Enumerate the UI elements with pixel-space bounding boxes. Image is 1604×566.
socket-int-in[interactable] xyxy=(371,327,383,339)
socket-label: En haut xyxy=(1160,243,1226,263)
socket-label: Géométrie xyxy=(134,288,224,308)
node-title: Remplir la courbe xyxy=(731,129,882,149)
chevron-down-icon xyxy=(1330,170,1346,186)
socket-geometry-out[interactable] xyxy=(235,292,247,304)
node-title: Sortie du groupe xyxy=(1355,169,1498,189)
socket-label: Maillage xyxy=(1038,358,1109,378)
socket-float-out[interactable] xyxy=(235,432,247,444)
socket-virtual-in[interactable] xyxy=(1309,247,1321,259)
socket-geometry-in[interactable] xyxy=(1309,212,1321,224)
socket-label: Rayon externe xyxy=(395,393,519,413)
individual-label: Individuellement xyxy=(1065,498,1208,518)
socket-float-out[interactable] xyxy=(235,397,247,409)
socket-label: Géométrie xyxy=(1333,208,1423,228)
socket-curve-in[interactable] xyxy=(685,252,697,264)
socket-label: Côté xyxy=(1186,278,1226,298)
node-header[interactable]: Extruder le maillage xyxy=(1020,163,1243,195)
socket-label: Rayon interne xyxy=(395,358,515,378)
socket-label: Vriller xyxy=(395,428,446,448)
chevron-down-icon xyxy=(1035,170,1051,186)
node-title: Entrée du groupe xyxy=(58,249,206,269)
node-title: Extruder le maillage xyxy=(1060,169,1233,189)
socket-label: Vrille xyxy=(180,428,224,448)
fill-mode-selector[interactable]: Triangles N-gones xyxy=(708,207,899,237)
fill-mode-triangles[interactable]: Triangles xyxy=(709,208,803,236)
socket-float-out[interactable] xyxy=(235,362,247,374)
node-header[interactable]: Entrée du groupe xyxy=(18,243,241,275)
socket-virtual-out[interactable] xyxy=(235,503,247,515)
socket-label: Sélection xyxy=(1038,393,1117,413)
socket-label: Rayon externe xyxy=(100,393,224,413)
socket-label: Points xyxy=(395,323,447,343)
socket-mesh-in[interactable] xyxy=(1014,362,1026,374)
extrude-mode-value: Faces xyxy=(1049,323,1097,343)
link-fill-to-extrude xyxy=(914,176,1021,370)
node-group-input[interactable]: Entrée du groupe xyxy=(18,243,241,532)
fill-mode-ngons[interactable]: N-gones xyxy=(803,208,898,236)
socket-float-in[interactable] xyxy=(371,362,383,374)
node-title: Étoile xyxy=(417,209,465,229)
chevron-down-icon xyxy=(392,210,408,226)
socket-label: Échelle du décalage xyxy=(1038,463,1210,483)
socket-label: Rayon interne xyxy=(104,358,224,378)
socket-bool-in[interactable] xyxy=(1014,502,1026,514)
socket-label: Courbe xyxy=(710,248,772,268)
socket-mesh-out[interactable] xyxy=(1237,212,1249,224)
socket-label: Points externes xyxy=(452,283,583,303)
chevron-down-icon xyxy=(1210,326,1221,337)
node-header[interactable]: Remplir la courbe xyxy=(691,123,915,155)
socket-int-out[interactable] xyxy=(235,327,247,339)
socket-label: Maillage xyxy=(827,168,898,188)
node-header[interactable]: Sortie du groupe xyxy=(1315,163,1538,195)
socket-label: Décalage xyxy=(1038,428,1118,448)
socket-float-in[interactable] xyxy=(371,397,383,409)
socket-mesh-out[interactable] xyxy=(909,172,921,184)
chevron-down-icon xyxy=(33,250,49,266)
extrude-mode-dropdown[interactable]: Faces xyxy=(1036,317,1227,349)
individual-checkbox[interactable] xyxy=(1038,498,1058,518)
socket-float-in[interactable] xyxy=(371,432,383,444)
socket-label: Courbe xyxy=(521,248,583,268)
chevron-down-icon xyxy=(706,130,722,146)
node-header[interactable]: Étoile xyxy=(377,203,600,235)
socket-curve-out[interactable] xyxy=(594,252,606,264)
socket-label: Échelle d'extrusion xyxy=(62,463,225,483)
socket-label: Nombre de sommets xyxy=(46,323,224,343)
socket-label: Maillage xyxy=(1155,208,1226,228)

########

● **BRIEF**:
Reproduce every line of the entries above verbatim, without changing anything.

● **FINISHED EXERCISE**:
Enumerate the UI elements with pixel-space bounding boxes. Image is 1604×566.
socket-int-in[interactable] xyxy=(371,327,383,339)
socket-label: En haut xyxy=(1160,243,1226,263)
socket-label: Géométrie xyxy=(134,288,224,308)
node-title: Remplir la courbe xyxy=(731,129,882,149)
chevron-down-icon xyxy=(1330,170,1346,186)
socket-geometry-out[interactable] xyxy=(235,292,247,304)
node-title: Sortie du groupe xyxy=(1355,169,1498,189)
socket-label: Maillage xyxy=(1038,358,1109,378)
socket-float-out[interactable] xyxy=(235,432,247,444)
socket-virtual-in[interactable] xyxy=(1309,247,1321,259)
socket-geometry-in[interactable] xyxy=(1309,212,1321,224)
socket-label: Rayon externe xyxy=(395,393,519,413)
individual-label: Individuellement xyxy=(1065,498,1208,518)
socket-float-out[interactable] xyxy=(235,397,247,409)
socket-label: Géométrie xyxy=(1333,208,1423,228)
socket-curve-in[interactable] xyxy=(685,252,697,264)
socket-label: Côté xyxy=(1186,278,1226,298)
node-header[interactable]: Extruder le maillage xyxy=(1020,163,1243,195)
socket-label: Rayon interne xyxy=(395,358,515,378)
socket-label: Vriller xyxy=(395,428,446,448)
chevron-down-icon xyxy=(1035,170,1051,186)
node-title: Entrée du groupe xyxy=(58,249,206,269)
node-title: Extruder le maillage xyxy=(1060,169,1233,189)
socket-label: Vrille xyxy=(180,428,224,448)
fill-mode-selector[interactable]: Triangles N-gones xyxy=(708,207,899,237)
fill-mode-triangles[interactable]: Triangles xyxy=(709,208,803,236)
socket-float-out[interactable] xyxy=(235,362,247,374)
node-header[interactable]: Entrée du groupe xyxy=(18,243,241,275)
socket-virtual-out[interactable] xyxy=(235,503,247,515)
socket-label: Sélection xyxy=(1038,393,1117,413)
socket-label: Rayon externe xyxy=(100,393,224,413)
socket-label: Points xyxy=(395,323,447,343)
socket-mesh-in[interactable] xyxy=(1014,362,1026,374)
extrude-mode-value: Faces xyxy=(1049,323,1097,343)
link-fill-to-extrude xyxy=(914,176,1021,370)
node-group-input[interactable]: Entrée du groupe xyxy=(18,243,241,532)
fill-mode-ngons[interactable]: N-gones xyxy=(803,208,898,236)
socket-float-in[interactable] xyxy=(371,362,383,374)
node-title: Étoile xyxy=(417,209,465,229)
chevron-down-icon xyxy=(392,210,408,226)
socket-label: Échelle du décalage xyxy=(1038,463,1210,483)
socket-label: Rayon interne xyxy=(104,358,224,378)
socket-bool-in[interactable] xyxy=(1014,502,1026,514)
socket-label: Courbe xyxy=(710,248,772,268)
socket-mesh-out[interactable] xyxy=(1237,212,1249,224)
socket-label: Points externes xyxy=(452,283,583,303)
chevron-down-icon xyxy=(1210,326,1221,337)
node-header[interactable]: Remplir la courbe xyxy=(691,123,915,155)
socket-int-out[interactable] xyxy=(235,327,247,339)
socket-label: Maillage xyxy=(827,168,898,188)
node-header[interactable]: Sortie du groupe xyxy=(1315,163,1538,195)
socket-label: Décalage xyxy=(1038,428,1118,448)
socket-float-in[interactable] xyxy=(371,397,383,409)
socket-mesh-out[interactable] xyxy=(909,172,921,184)
chevron-down-icon xyxy=(33,250,49,266)
extrude-mode-dropdown[interactable]: Faces xyxy=(1036,317,1227,349)
individual-checkbox[interactable] xyxy=(1038,498,1058,518)
socket-float-in[interactable] xyxy=(371,432,383,444)
socket-label: Courbe xyxy=(521,248,583,268)
chevron-down-icon xyxy=(706,130,722,146)
node-header[interactable]: Étoile xyxy=(377,203,600,235)
socket-curve-out[interactable] xyxy=(594,252,606,264)
socket-label: Échelle d'extrusion xyxy=(62,463,225,483)
socket-label: Nombre de sommets xyxy=(46,323,224,343)
socket-label: Maillage xyxy=(1155,208,1226,228)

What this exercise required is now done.